**Passage to read:**
# Anybody hunt with an older bow?



## duck-dawg (Jul 12, 2011)

I was given an older (maybe 90's) model Browing compound bow this past spring, and had considered taking up bow hunting with it. Off the top of my head, I can't remember any of the specifics about it, but I THINK it's a Browning Endurance. Does anyone hunt with an older bow, say mid-late 90's model?

The bow I have needs some work. The sights need to be replaced, and the string may need replacing at some point in the near future. I'm new to this (not hunting, but bow hunting), so I have only a vague idea of what I "need."

Any thoughts/tips/advice for someone with an older bow, looking to get into the sport? Some of these newer compound bows look like they've got more accessories/technology on them than my truck, so it's a little intimidating coming into it with a stripped down, late-model bow.


----------



## GADawg08 (Jul 12, 2011)

**Dataset:**
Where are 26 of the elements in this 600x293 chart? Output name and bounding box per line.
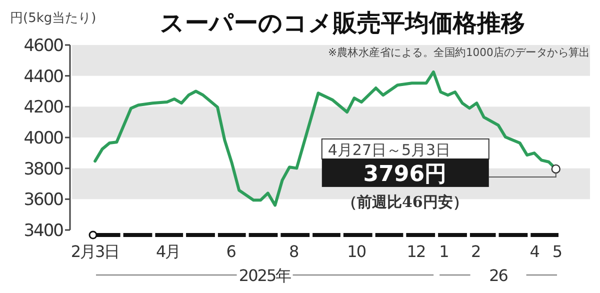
- text: 2025年: [238, 266, 292, 285]
- x-tick-label: 2: [471, 242, 480, 261]
- x-tick-label: 4月: [156, 242, 180, 261]
- callout-box: 4月27日～5月3日 3796円: [321, 138, 556, 187]
- y-tick-label: 3600: [24, 190, 64, 210]
- y-tick-label: 4600: [24, 36, 64, 56]
- y-tick-label: 4400: [24, 66, 64, 87]
- x-tick-label: 1: [439, 242, 448, 261]
- x-tick-label: 2月3日: [70, 242, 120, 261]
- annotation: 4月27日～5月3日: [328, 140, 451, 159]
- x-tick-label: 10: [347, 242, 366, 261]
- y-tick-label: 4000: [24, 128, 64, 148]
- y-tick-label: 3800: [24, 159, 64, 180]
- x-tick-label: 8: [288, 242, 299, 261]
- y-tick-label: 4200: [24, 98, 64, 118]
- x-tick-label: 5: [552, 242, 562, 261]
- x-tick-label: 6: [226, 242, 236, 261]
- y-tick-label: 3400: [24, 220, 64, 241]
- chart-title: スーパーのコメ販売平均価格推移: [160, 9, 525, 37]
- chart-subtitle: ※農林水産省による。全国約1000店のデータから算出: [328, 46, 596, 59]
- y-axis-title: 円(5kg当たり): [10, 11, 96, 26]
- text: 26: [489, 266, 508, 285]
- annotation: 3796円: [363, 162, 447, 187]
- annotation: （前週比46円安）: [342, 192, 468, 211]
- x-tick-label: 4: [530, 242, 540, 261]
- x-tick-label: 12: [406, 242, 426, 261]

**Given problem:**
Using the bow-hunting thread, answer these:
1. What model does duck-dawg think the bow might be?
2. Which part of the bow needs to be replaced, and which part may need replacing in the near future?
3. To what does duck-dawg compare the amount of accessories and technology on some newer compound bows?
The entries don't matter for what follows here, so leave them aside.

**Answer for this exercise:**
1. A Browning Endurance.
2. The sights need to be replaced; the string may need replacing in the near future.
3. Duck-dawg's truck.